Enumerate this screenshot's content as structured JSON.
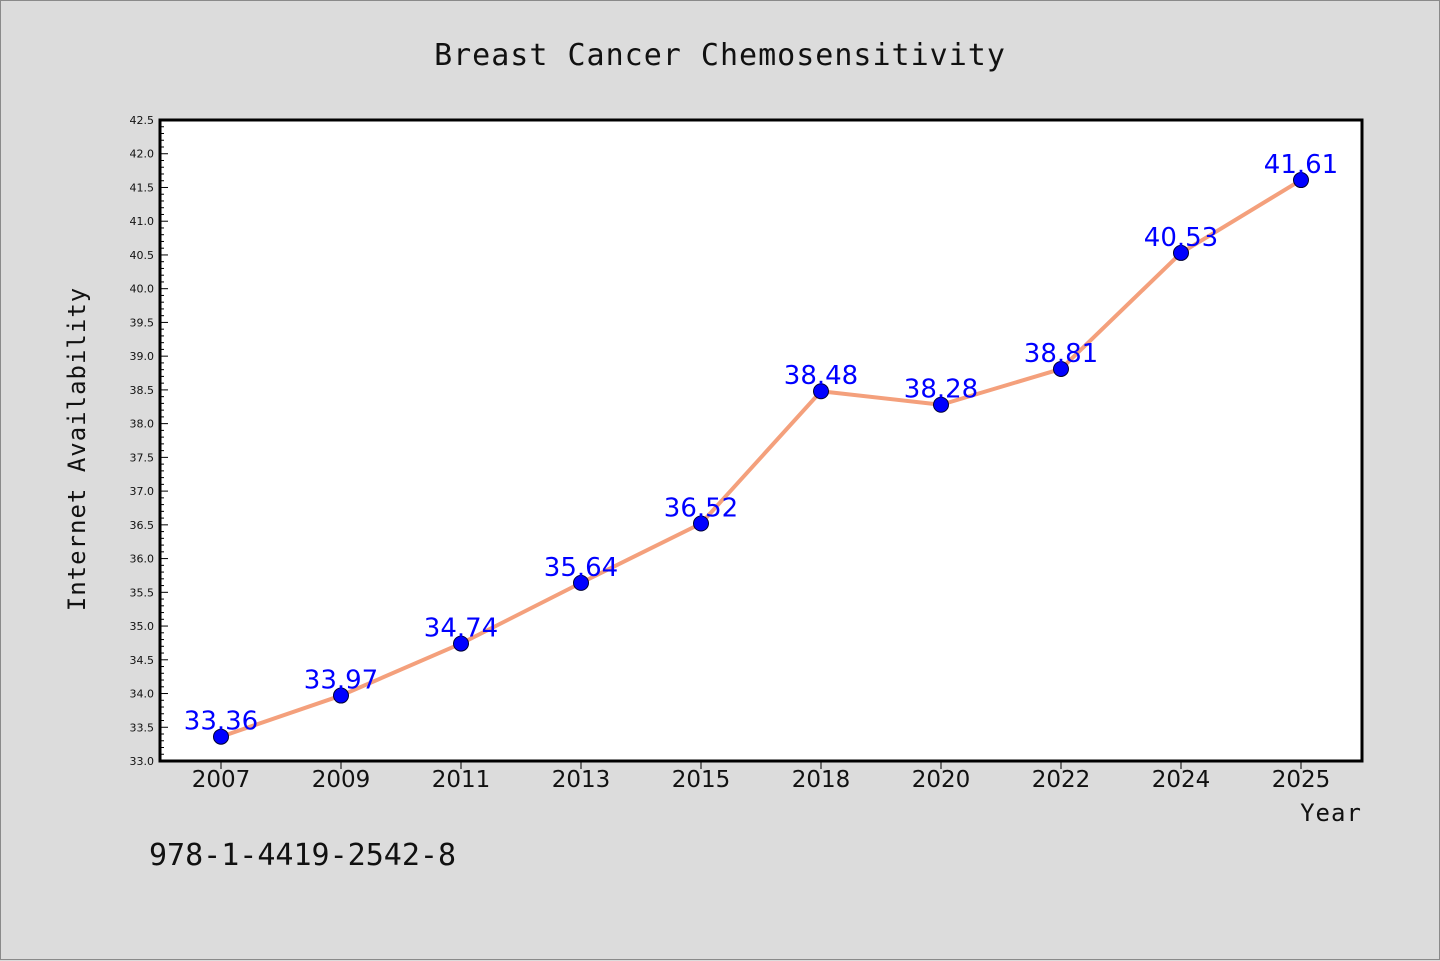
{
  "chart_data": {
    "type": "line",
    "title": "Breast Cancer Chemosensitivity",
    "xlabel": "Year",
    "ylabel": "Internet Availability",
    "categories": [
      "2007",
      "2009",
      "2011",
      "2013",
      "2015",
      "2018",
      "2020",
      "2022",
      "2024",
      "2025"
    ],
    "series": [
      {
        "values": [
          33.36,
          33.97,
          34.74,
          35.64,
          36.52,
          38.48,
          38.28,
          38.81,
          40.53,
          41.61
        ],
        "data_labels": [
          "33.36",
          "33.97",
          "34.74",
          "35.64",
          "36.52",
          "38.48",
          "38.28",
          "38.81",
          "40.53",
          "41.61"
        ]
      }
    ],
    "ylim": [
      33.0,
      42.5
    ],
    "yticks": [
      "33.0",
      "33.5",
      "34.0",
      "34.5",
      "35.0",
      "35.5",
      "36.0",
      "36.5",
      "37.0",
      "37.5",
      "38.0",
      "38.5",
      "39.0",
      "39.5",
      "40.0",
      "40.5",
      "41.0",
      "41.5",
      "42.0",
      "42.5"
    ],
    "grid": false,
    "line_color": "#f4a07c",
    "marker_color": "#0000ff",
    "label_color": "#0000ff"
  },
  "footer": {
    "isbn": "978-1-4419-2542-8"
  }
}
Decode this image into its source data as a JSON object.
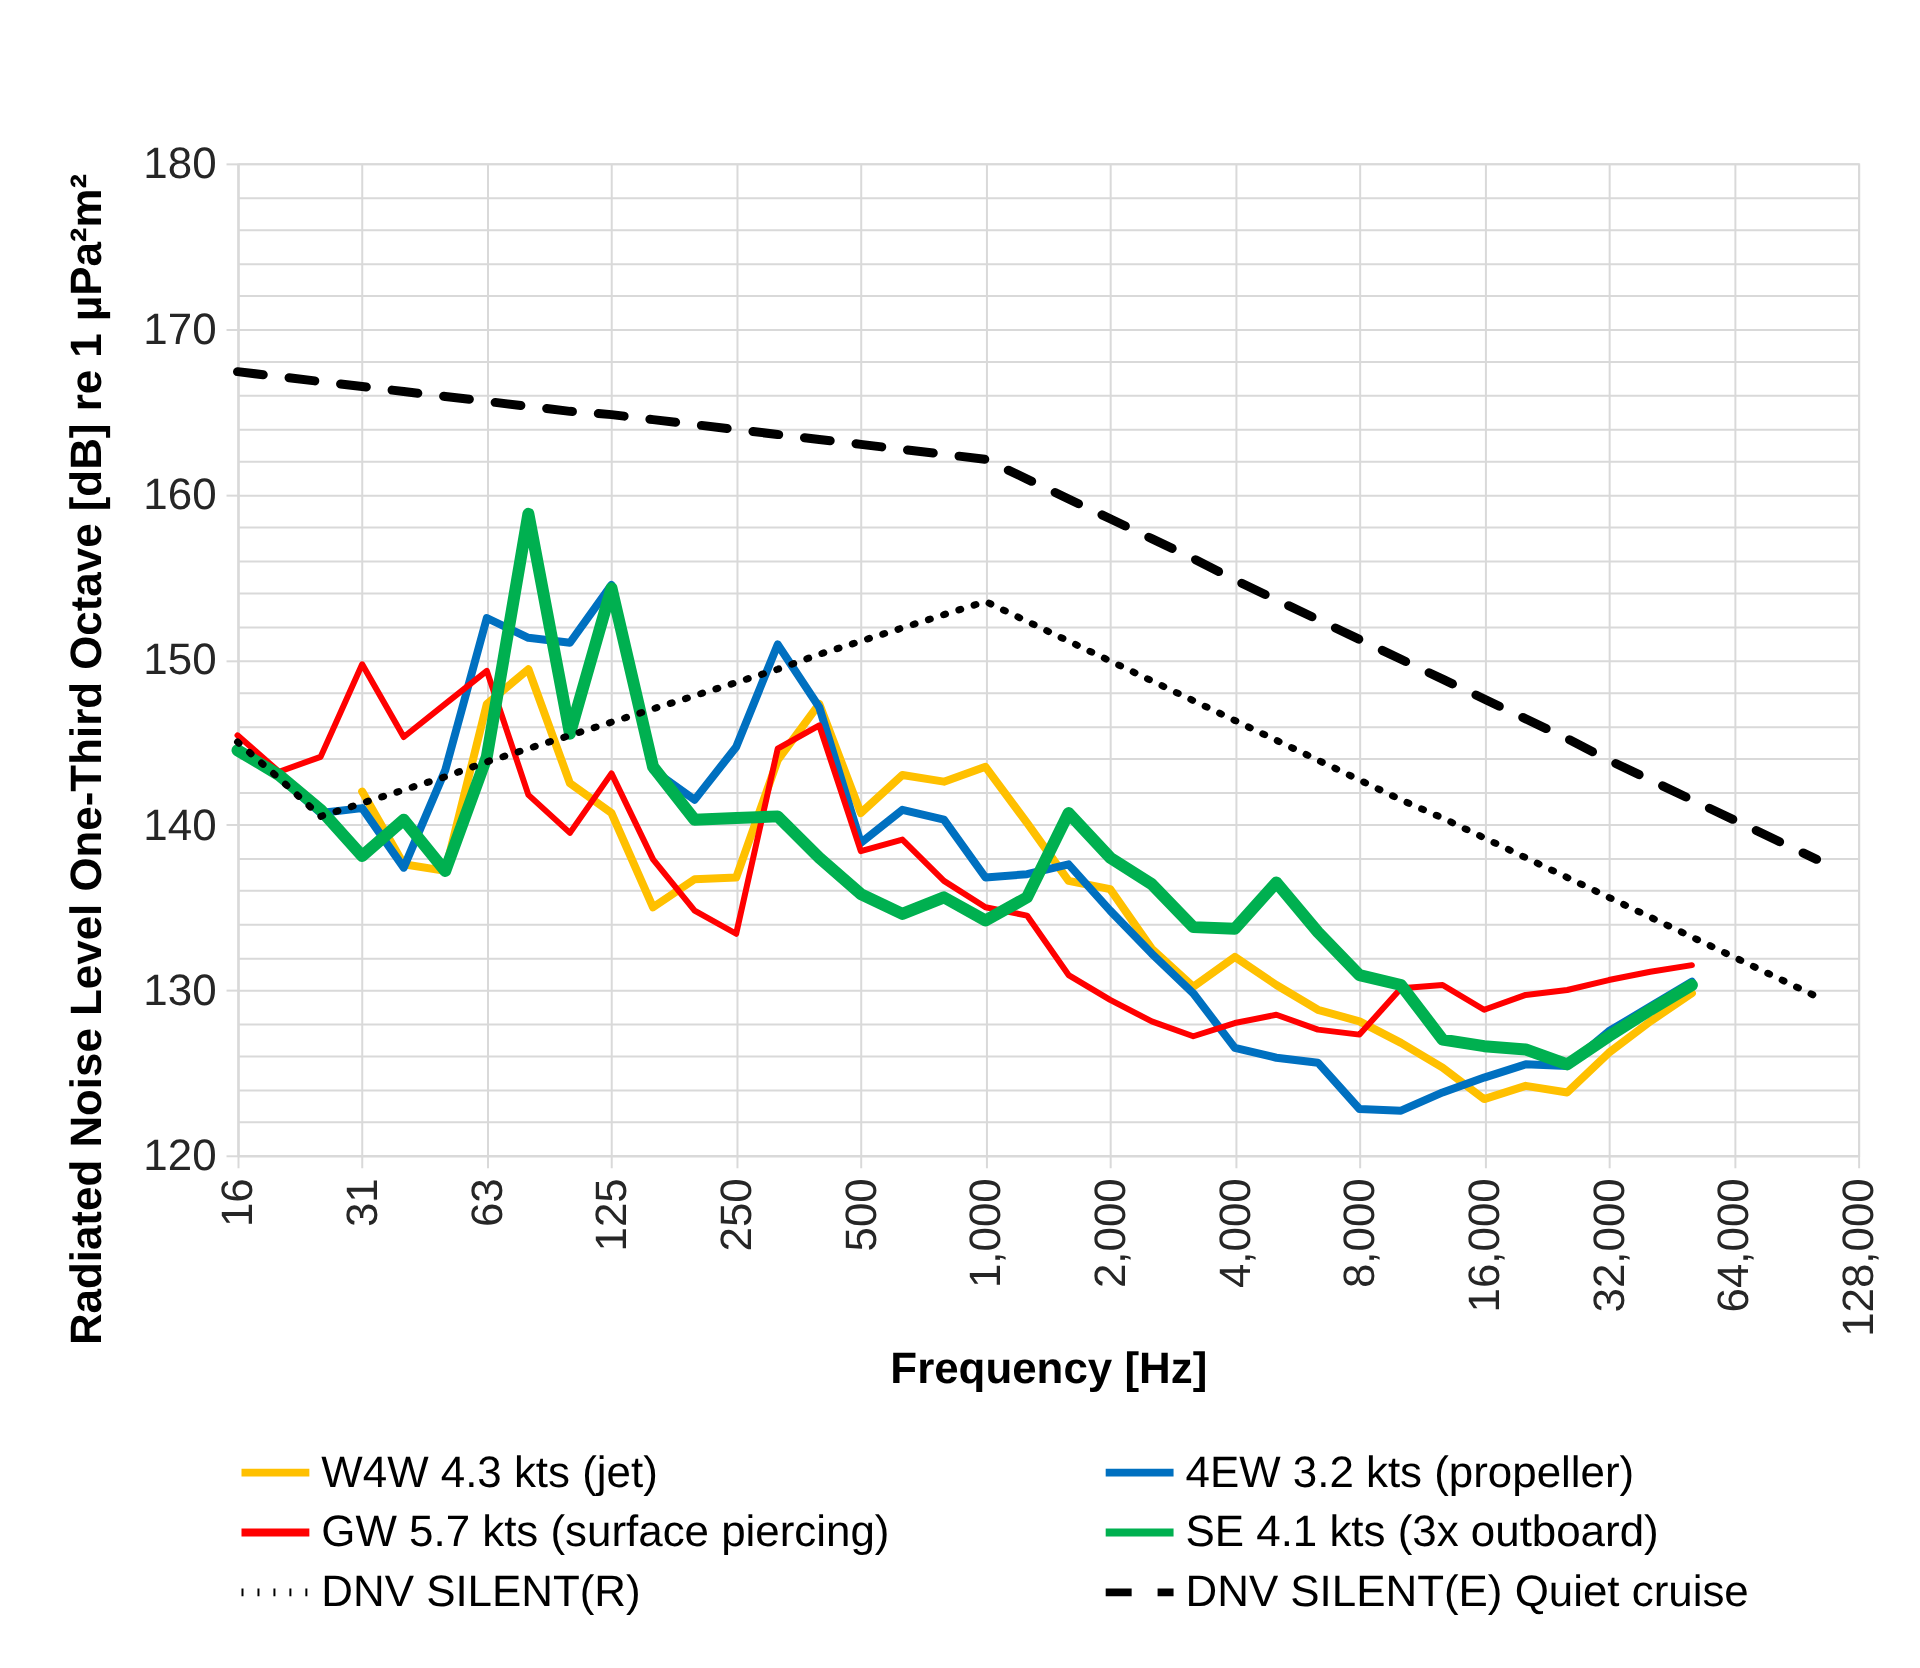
{
  "chart_data": {
    "type": "line",
    "xlabel": "Frequency [Hz]",
    "ylabel": "Radiated Noise Level One-Third Octave [dB] re 1 µPa²m²",
    "categories": [
      "16",
      null,
      null,
      "31",
      null,
      null,
      "63",
      null,
      null,
      "125",
      null,
      null,
      "250",
      null,
      null,
      "500",
      null,
      null,
      "1,000",
      null,
      null,
      "2,000",
      null,
      null,
      "4,000",
      null,
      null,
      "8,000",
      null,
      null,
      "16,000",
      null,
      null,
      "32,000",
      null,
      null,
      "64,000",
      null,
      null,
      "128,000"
    ],
    "ylim": [
      120,
      180
    ],
    "yticks": [
      120,
      {
        "value": 122,
        "label": null
      },
      {
        "value": 124,
        "label": null
      },
      {
        "value": 126,
        "label": null
      },
      {
        "value": 128,
        "label": null
      },
      130,
      {
        "value": 132,
        "label": null
      },
      {
        "value": 134,
        "label": null
      },
      {
        "value": 136,
        "label": null
      },
      {
        "value": 138,
        "label": null
      },
      140,
      {
        "value": 142,
        "label": null
      },
      {
        "value": 144,
        "label": null
      },
      {
        "value": 146,
        "label": null
      },
      {
        "value": 148,
        "label": null
      },
      150,
      {
        "value": 152,
        "label": null
      },
      {
        "value": 154,
        "label": null
      },
      {
        "value": 156,
        "label": null
      },
      {
        "value": 158,
        "label": null
      },
      160,
      {
        "value": 162,
        "label": null
      },
      {
        "value": 164,
        "label": null
      },
      {
        "value": 166,
        "label": null
      },
      {
        "value": 168,
        "label": null
      },
      170,
      {
        "value": 172,
        "label": null
      },
      {
        "value": 174,
        "label": null
      },
      {
        "value": 176,
        "label": null
      },
      {
        "value": 178,
        "label": null
      },
      180
    ],
    "grid": true,
    "legend": "bottom",
    "series": [
      {
        "name": "W4W 4.3 kts (jet)",
        "color": "#ffc000",
        "line_style": "solid",
        "values": [
          null,
          null,
          null,
          142.0,
          137.6,
          137.2,
          147.3,
          149.4,
          142.5,
          140.7,
          135.0,
          136.7,
          136.8,
          143.9,
          147.3,
          140.7,
          143.0,
          142.6,
          143.5,
          140.1,
          136.6,
          136.1,
          132.5,
          130.2,
          132.0,
          130.3,
          128.8,
          128.1,
          126.8,
          125.3,
          123.4,
          124.2,
          123.8,
          126.2,
          128.1,
          129.8,
          null,
          null,
          null,
          null
        ]
      },
      {
        "name": "4EW 3.2 kts (propeller)",
        "color": "#0070c0",
        "line_style": "solid",
        "values": [
          144.5,
          142.9,
          140.7,
          141.0,
          137.4,
          143.3,
          152.5,
          151.3,
          151.0,
          154.5,
          143.3,
          141.5,
          144.7,
          150.9,
          147.1,
          138.9,
          140.9,
          140.3,
          136.8,
          137.0,
          137.6,
          134.8,
          132.2,
          129.8,
          126.5,
          125.9,
          125.6,
          122.8,
          122.7,
          123.8,
          124.7,
          125.5,
          125.4,
          127.5,
          129.0,
          130.5,
          null,
          null,
          null,
          null
        ]
      },
      {
        "name": "GW 5.7 kts (surface piercing)",
        "color": "#ff0000",
        "line_style": "solid",
        "values": [
          145.4,
          143.2,
          144.1,
          149.7,
          145.3,
          147.3,
          149.3,
          141.8,
          139.5,
          143.1,
          137.9,
          134.8,
          133.4,
          144.6,
          146.0,
          138.4,
          139.1,
          136.6,
          135.0,
          134.5,
          130.9,
          129.4,
          128.1,
          127.2,
          128.0,
          128.5,
          127.6,
          127.3,
          130.1,
          130.3,
          128.8,
          129.7,
          130.0,
          130.6,
          131.1,
          131.5,
          null,
          null,
          null,
          null
        ]
      },
      {
        "name": "SE 4.1 kts (3x outboard)",
        "color": "#00b050",
        "line_style": "solid",
        "values": [
          144.5,
          143.0,
          140.9,
          138.1,
          140.3,
          137.2,
          144.1,
          158.8,
          145.5,
          154.3,
          143.5,
          140.3,
          140.4,
          140.5,
          138.0,
          135.8,
          134.6,
          135.6,
          134.2,
          135.6,
          140.7,
          138.0,
          136.4,
          133.8,
          133.7,
          136.5,
          133.5,
          130.9,
          130.3,
          127.0,
          126.6,
          126.4,
          125.5,
          127.2,
          128.8,
          130.3,
          null,
          null,
          null,
          null
        ]
      },
      {
        "name": "DNV SILENT(R)",
        "color": "#000000",
        "line_style": "dotted",
        "values": [
          145.0,
          142.8,
          140.5,
          141.3,
          142.1,
          142.9,
          143.8,
          144.6,
          145.4,
          146.2,
          147.0,
          147.8,
          148.6,
          149.4,
          150.3,
          151.1,
          151.9,
          152.7,
          153.5,
          152.3,
          151.1,
          149.9,
          148.7,
          147.5,
          146.3,
          145.1,
          143.9,
          142.7,
          141.5,
          140.4,
          139.2,
          138.0,
          136.8,
          135.6,
          134.4,
          133.2,
          132.0,
          130.8,
          129.6,
          null
        ]
      },
      {
        "name": "DNV SILENT(E) Quiet cruise",
        "color": "#000000",
        "line_style": "dashed",
        "values": [
          167.4,
          167.1,
          166.8,
          166.5,
          166.2,
          165.9,
          165.6,
          165.3,
          165.0,
          164.8,
          164.5,
          164.2,
          163.9,
          163.6,
          163.3,
          163.0,
          162.7,
          162.4,
          162.1,
          160.9,
          159.7,
          158.5,
          157.3,
          156.1,
          154.8,
          153.6,
          152.4,
          151.2,
          150.0,
          148.8,
          147.6,
          146.4,
          145.2,
          143.9,
          142.7,
          141.5,
          140.3,
          139.1,
          137.9,
          null
        ]
      }
    ]
  }
}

◆ **AIM**
Transcribe the full listing character for character. Pictures are excluded.

◆ **RESULT OF THIS EXERCISE**
Enumerate this screenshot's content as structured JSON.
{
  "chart_data": {
    "type": "line",
    "title": "Breast Cancer Chemosensitivity",
    "xlabel": "Year",
    "ylabel": "Internet Availability",
    "categories": [
      "2007",
      "2009",
      "2011",
      "2013",
      "2015",
      "2018",
      "2020",
      "2022",
      "2024",
      "2025"
    ],
    "series": [
      {
        "values": [
          33.36,
          33.97,
          34.74,
          35.64,
          36.52,
          38.48,
          38.28,
          38.81,
          40.53,
          41.61
        ],
        "data_labels": [
          "33.36",
          "33.97",
          "34.74",
          "35.64",
          "36.52",
          "38.48",
          "38.28",
          "38.81",
          "40.53",
          "41.61"
        ]
      }
    ],
    "ylim": [
      33.0,
      42.5
    ],
    "yticks": [
      "33.0",
      "33.5",
      "34.0",
      "34.5",
      "35.0",
      "35.5",
      "36.0",
      "36.5",
      "37.0",
      "37.5",
      "38.0",
      "38.5",
      "39.0",
      "39.5",
      "40.0",
      "40.5",
      "41.0",
      "41.5",
      "42.0",
      "42.5"
    ],
    "grid": false,
    "line_color": "#f4a07c",
    "marker_color": "#0000ff",
    "label_color": "#0000ff"
  },
  "footer": {
    "isbn": "978-1-4419-2542-8"
  }
}
Decode this image into its source data as a JSON object.
{
  "chart_data": {
    "type": "line",
    "xlabel": "Frequency [Hz]",
    "ylabel": "Radiated Noise Level One-Third Octave [dB] re 1 µPa²m²",
    "categories": [
      "16",
      null,
      null,
      "31",
      null,
      null,
      "63",
      null,
      null,
      "125",
      null,
      null,
      "250",
      null,
      null,
      "500",
      null,
      null,
      "1,000",
      null,
      null,
      "2,000",
      null,
      null,
      "4,000",
      null,
      null,
      "8,000",
      null,
      null,
      "16,000",
      null,
      null,
      "32,000",
      null,
      null,
      "64,000",
      null,
      null,
      "128,000"
    ],
    "ylim": [
      120,
      180
    ],
    "yticks": [
      120,
      {
        "value": 122,
        "label": null
      },
      {
        "value": 124,
        "label": null
      },
      {
        "value": 126,
        "label": null
      },
      {
        "value": 128,
        "label": null
      },
      130,
      {
        "value": 132,
        "label": null
      },
      {
        "value": 134,
        "label": null
      },
      {
        "value": 136,
        "label": null
      },
      {
        "value": 138,
        "label": null
      },
      140,
      {
        "value": 142,
        "label": null
      },
      {
        "value": 144,
        "label": null
      },
      {
        "value": 146,
        "label": null
      },
      {
        "value": 148,
        "label": null
      },
      150,
      {
        "value": 152,
        "label": null
      },
      {
        "value": 154,
        "label": null
      },
      {
        "value": 156,
        "label": null
      },
      {
        "value": 158,
        "label": null
      },
      160,
      {
        "value": 162,
        "label": null
      },
      {
        "value": 164,
        "label": null
      },
      {
        "value": 166,
        "label": null
      },
      {
        "value": 168,
        "label": null
      },
      170,
      {
        "value": 172,
        "label": null
      },
      {
        "value": 174,
        "label": null
      },
      {
        "value": 176,
        "label": null
      },
      {
        "value": 178,
        "label": null
      },
      180
    ],
    "grid": true,
    "legend": "bottom",
    "series": [
      {
        "name": "W4W 4.3 kts (jet)",
        "color": "#ffc000",
        "line_style": "solid",
        "values": [
          null,
          null,
          null,
          142.0,
          137.6,
          137.2,
          147.3,
          149.4,
          142.5,
          140.7,
          135.0,
          136.7,
          136.8,
          143.9,
          147.3,
          140.7,
          143.0,
          142.6,
          143.5,
          140.1,
          136.6,
          136.1,
          132.5,
          130.2,
          132.0,
          130.3,
          128.8,
          128.1,
          126.8,
          125.3,
          123.4,
          124.2,
          123.8,
          126.2,
          128.1,
          129.8,
          null,
          null,
          null,
          null
        ]
      },
      {
        "name": "4EW 3.2 kts (propeller)",
        "color": "#0070c0",
        "line_style": "solid",
        "values": [
          144.5,
          142.9,
          140.7,
          141.0,
          137.4,
          143.3,
          152.5,
          151.3,
          151.0,
          154.5,
          143.3,
          141.5,
          144.7,
          150.9,
          147.1,
          138.9,
          140.9,
          140.3,
          136.8,
          137.0,
          137.6,
          134.8,
          132.2,
          129.8,
          126.5,
          125.9,
          125.6,
          122.8,
          122.7,
          123.8,
          124.7,
          125.5,
          125.4,
          127.5,
          129.0,
          130.5,
          null,
          null,
          null,
          null
        ]
      },
      {
        "name": "GW 5.7 kts (surface piercing)",
        "color": "#ff0000",
        "line_style": "solid",
        "values": [
          145.4,
          143.2,
          144.1,
          149.7,
          145.3,
          147.3,
          149.3,
          141.8,
          139.5,
          143.1,
          137.9,
          134.8,
          133.4,
          144.6,
          146.0,
          138.4,
          139.1,
          136.6,
          135.0,
          134.5,
          130.9,
          129.4,
          128.1,
          127.2,
          128.0,
          128.5,
          127.6,
          127.3,
          130.1,
          130.3,
          128.8,
          129.7,
          130.0,
          130.6,
          131.1,
          131.5,
          null,
          null,
          null,
          null
        ]
      },
      {
        "name": "SE 4.1 kts (3x outboard)",
        "color": "#00b050",
        "line_style": "solid",
        "values": [
          144.5,
          143.0,
          140.9,
          138.1,
          140.3,
          137.2,
          144.1,
          158.8,
          145.5,
          154.3,
          143.5,
          140.3,
          140.4,
          140.5,
          138.0,
          135.8,
          134.6,
          135.6,
          134.2,
          135.6,
          140.7,
          138.0,
          136.4,
          133.8,
          133.7,
          136.5,
          133.5,
          130.9,
          130.3,
          127.0,
          126.6,
          126.4,
          125.5,
          127.2,
          128.8,
          130.3,
          null,
          null,
          null,
          null
        ]
      },
      {
        "name": "DNV SILENT(R)",
        "color": "#000000",
        "line_style": "dotted",
        "values": [
          145.0,
          142.8,
          140.5,
          141.3,
          142.1,
          142.9,
          143.8,
          144.6,
          145.4,
          146.2,
          147.0,
          147.8,
          148.6,
          149.4,
          150.3,
          151.1,
          151.9,
          152.7,
          153.5,
          152.3,
          151.1,
          149.9,
          148.7,
          147.5,
          146.3,
          145.1,
          143.9,
          142.7,
          141.5,
          140.4,
          139.2,
          138.0,
          136.8,
          135.6,
          134.4,
          133.2,
          132.0,
          130.8,
          129.6,
          null
        ]
      },
      {
        "name": "DNV SILENT(E) Quiet cruise",
        "color": "#000000",
        "line_style": "dashed",
        "values": [
          167.4,
          167.1,
          166.8,
          166.5,
          166.2,
          165.9,
          165.6,
          165.3,
          165.0,
          164.8,
          164.5,
          164.2,
          163.9,
          163.6,
          163.3,
          163.0,
          162.7,
          162.4,
          162.1,
          160.9,
          159.7,
          158.5,
          157.3,
          156.1,
          154.8,
          153.6,
          152.4,
          151.2,
          150.0,
          148.8,
          147.6,
          146.4,
          145.2,
          143.9,
          142.7,
          141.5,
          140.3,
          139.1,
          137.9,
          null
        ]
      }
    ]
  }
}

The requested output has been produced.